Sift the material for lines containing "this", and return them.

-- start --

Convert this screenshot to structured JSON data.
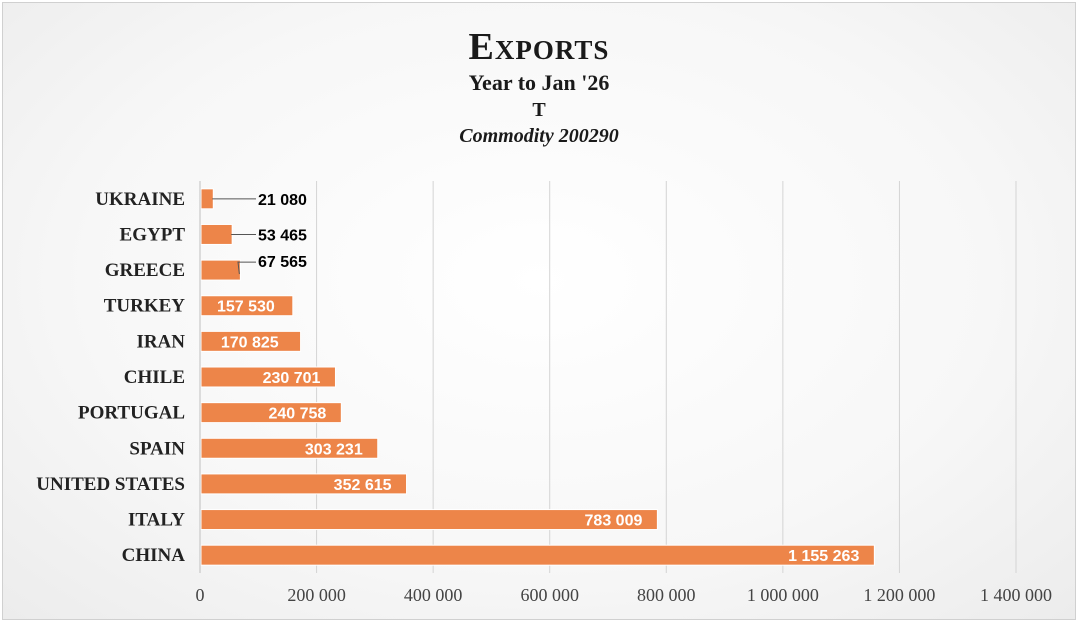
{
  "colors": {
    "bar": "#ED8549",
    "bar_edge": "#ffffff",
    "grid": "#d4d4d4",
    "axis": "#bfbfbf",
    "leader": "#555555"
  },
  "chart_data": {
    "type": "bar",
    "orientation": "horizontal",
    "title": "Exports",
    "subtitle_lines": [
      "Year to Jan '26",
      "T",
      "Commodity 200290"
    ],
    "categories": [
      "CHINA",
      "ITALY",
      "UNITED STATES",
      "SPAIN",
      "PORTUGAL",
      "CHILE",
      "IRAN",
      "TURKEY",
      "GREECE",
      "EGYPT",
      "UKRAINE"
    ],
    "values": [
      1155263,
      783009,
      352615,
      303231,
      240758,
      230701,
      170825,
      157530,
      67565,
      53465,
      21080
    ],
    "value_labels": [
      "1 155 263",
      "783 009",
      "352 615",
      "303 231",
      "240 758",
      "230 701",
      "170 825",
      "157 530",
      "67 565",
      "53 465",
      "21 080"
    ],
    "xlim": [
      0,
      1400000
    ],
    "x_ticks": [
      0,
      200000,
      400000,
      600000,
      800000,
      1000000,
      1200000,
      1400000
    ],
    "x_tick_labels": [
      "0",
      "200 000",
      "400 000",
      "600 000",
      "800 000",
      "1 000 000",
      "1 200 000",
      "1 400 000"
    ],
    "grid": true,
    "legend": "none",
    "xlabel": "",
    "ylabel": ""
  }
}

-- end --
-- start --

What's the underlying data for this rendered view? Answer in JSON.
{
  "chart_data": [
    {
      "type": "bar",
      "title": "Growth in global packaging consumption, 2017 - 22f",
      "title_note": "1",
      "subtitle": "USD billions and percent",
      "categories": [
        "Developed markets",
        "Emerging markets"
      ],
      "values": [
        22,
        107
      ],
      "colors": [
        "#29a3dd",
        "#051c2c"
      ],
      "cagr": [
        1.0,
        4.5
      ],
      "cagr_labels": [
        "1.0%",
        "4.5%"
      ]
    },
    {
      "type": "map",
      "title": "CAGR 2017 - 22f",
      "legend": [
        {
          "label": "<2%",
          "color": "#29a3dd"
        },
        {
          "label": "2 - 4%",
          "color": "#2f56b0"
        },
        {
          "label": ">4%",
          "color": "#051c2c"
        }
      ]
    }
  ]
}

-- end --
-- start --

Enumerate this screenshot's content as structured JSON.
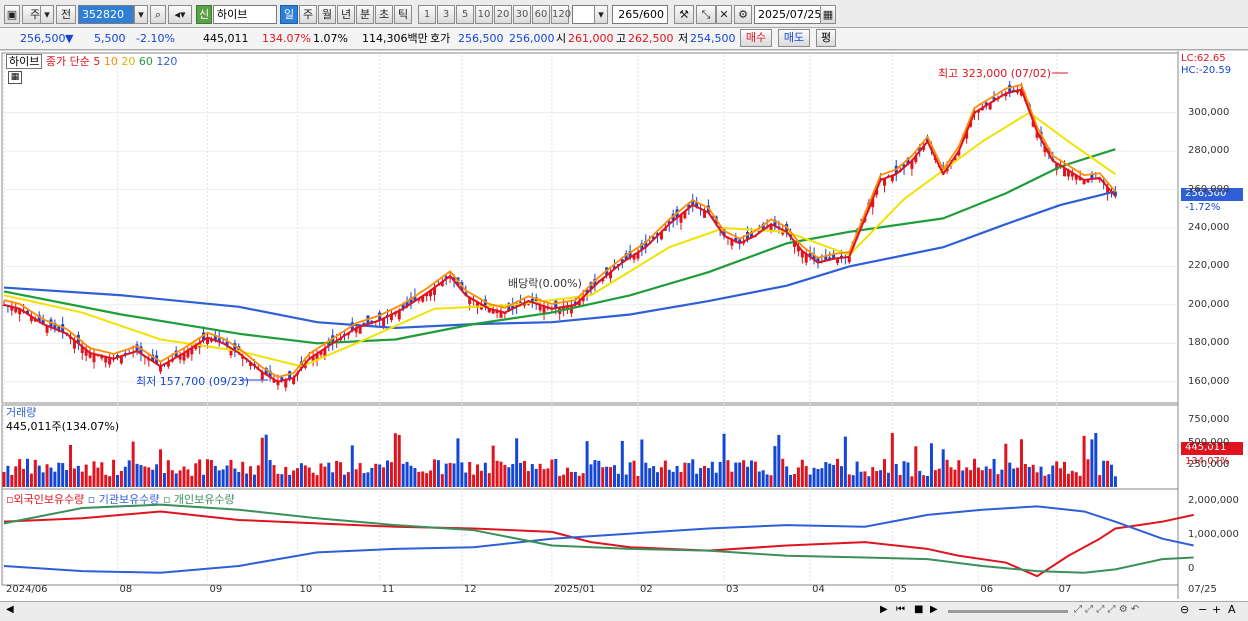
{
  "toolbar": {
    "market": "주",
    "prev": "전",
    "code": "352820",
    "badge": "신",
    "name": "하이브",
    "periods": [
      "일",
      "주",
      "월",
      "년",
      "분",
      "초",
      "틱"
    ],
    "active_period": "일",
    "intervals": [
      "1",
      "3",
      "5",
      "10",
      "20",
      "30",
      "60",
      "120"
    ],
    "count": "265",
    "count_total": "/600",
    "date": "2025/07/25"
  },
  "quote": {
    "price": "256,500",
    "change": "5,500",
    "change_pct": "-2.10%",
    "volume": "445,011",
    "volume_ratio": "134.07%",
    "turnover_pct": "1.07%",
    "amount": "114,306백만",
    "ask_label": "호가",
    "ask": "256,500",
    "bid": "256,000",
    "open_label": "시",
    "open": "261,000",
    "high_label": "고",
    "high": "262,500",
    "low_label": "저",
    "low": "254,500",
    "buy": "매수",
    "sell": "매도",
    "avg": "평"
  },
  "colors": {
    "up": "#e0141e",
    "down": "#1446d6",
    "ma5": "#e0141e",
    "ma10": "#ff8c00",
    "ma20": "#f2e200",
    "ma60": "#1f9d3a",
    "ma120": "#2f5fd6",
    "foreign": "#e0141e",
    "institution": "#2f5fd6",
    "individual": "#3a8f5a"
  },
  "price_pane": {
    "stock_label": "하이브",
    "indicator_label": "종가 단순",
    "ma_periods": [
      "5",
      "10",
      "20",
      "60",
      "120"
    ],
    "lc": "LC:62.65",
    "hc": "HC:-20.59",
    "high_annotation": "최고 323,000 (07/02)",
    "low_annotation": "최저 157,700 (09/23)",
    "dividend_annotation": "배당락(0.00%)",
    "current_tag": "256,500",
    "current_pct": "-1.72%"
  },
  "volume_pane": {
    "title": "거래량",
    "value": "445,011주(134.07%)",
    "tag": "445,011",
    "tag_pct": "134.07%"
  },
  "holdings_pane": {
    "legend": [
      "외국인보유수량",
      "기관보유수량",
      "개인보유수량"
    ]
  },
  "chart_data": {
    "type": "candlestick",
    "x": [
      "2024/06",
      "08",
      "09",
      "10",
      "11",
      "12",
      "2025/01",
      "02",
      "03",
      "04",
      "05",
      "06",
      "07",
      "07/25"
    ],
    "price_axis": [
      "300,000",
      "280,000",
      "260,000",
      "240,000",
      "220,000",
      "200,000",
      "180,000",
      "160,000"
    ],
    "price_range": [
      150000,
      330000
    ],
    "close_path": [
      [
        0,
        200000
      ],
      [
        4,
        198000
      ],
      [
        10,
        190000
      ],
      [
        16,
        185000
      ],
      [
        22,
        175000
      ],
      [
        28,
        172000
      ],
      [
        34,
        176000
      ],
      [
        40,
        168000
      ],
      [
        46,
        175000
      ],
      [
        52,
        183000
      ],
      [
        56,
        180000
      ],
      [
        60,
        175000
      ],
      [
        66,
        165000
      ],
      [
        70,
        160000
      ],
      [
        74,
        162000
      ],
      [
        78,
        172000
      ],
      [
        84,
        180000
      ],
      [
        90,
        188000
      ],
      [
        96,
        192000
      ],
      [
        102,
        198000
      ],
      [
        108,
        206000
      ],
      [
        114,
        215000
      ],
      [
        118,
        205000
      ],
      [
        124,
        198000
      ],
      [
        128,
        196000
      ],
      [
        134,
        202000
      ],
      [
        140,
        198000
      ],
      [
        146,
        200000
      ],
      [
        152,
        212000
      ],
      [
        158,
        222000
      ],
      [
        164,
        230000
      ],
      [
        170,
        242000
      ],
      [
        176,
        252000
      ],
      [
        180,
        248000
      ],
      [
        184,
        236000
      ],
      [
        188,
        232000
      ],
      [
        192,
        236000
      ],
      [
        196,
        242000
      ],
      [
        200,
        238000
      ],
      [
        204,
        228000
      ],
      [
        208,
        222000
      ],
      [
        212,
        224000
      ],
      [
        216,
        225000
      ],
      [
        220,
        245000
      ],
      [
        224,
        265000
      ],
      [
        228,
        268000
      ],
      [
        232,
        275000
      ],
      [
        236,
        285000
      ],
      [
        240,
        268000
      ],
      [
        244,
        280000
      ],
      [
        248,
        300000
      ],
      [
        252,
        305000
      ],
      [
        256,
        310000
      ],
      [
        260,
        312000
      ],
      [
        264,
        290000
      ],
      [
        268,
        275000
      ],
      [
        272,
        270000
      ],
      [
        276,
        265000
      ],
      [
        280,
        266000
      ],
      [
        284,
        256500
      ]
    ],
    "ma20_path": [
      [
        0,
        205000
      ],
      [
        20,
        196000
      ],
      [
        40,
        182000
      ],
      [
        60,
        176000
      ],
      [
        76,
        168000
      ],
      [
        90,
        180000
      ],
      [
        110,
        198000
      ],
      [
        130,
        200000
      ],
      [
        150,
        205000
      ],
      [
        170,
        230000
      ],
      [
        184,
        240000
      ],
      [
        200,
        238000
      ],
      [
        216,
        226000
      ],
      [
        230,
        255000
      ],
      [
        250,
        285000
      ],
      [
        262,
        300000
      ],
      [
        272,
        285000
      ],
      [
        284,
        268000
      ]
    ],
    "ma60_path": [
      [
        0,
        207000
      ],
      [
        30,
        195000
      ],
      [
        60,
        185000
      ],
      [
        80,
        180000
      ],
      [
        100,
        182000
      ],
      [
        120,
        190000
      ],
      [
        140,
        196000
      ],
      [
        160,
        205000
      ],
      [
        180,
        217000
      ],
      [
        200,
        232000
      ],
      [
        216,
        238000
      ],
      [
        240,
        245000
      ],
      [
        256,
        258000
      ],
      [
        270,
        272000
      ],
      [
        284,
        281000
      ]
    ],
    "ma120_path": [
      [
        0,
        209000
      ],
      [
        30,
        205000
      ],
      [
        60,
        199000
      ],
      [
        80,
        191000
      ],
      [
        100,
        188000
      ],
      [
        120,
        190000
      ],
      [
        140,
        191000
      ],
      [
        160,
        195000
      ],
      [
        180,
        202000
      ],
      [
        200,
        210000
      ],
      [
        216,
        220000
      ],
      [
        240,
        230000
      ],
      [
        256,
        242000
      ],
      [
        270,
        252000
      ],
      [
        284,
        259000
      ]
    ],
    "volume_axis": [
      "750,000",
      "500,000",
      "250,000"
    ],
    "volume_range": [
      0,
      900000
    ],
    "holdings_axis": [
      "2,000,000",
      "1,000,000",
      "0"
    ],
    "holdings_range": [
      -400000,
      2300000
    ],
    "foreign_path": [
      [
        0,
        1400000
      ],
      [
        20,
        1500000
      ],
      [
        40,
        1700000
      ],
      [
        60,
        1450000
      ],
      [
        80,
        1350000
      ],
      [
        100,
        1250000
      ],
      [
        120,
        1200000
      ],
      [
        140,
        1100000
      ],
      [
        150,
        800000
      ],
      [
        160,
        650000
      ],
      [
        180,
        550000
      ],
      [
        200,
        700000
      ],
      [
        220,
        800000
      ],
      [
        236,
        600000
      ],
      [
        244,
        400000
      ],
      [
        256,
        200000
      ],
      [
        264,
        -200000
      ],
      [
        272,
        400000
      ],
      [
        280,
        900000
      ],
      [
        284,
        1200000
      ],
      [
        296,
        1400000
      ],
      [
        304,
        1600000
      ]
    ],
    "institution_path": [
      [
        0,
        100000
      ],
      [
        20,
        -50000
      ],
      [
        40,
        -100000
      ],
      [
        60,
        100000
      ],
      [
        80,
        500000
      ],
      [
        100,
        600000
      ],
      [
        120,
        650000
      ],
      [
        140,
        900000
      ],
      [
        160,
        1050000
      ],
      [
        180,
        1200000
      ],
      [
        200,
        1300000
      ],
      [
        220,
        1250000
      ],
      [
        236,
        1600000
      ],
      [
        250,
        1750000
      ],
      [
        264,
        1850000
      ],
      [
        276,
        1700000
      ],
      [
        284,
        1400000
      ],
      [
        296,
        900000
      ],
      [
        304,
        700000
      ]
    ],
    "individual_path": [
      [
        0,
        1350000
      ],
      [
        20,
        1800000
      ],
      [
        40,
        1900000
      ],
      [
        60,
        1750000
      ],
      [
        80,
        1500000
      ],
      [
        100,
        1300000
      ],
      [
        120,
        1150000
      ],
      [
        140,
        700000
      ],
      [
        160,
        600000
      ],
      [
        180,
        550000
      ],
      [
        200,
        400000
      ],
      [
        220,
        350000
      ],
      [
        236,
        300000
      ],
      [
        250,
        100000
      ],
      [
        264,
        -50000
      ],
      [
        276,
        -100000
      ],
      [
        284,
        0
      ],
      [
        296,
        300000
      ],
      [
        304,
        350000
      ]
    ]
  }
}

-- end --

### CORRECT ANSWER
Convert this screenshot to structured JSON data.
What's the underlying data for this rendered view? Answer in JSON.
Enumerate this screenshot's content as structured JSON.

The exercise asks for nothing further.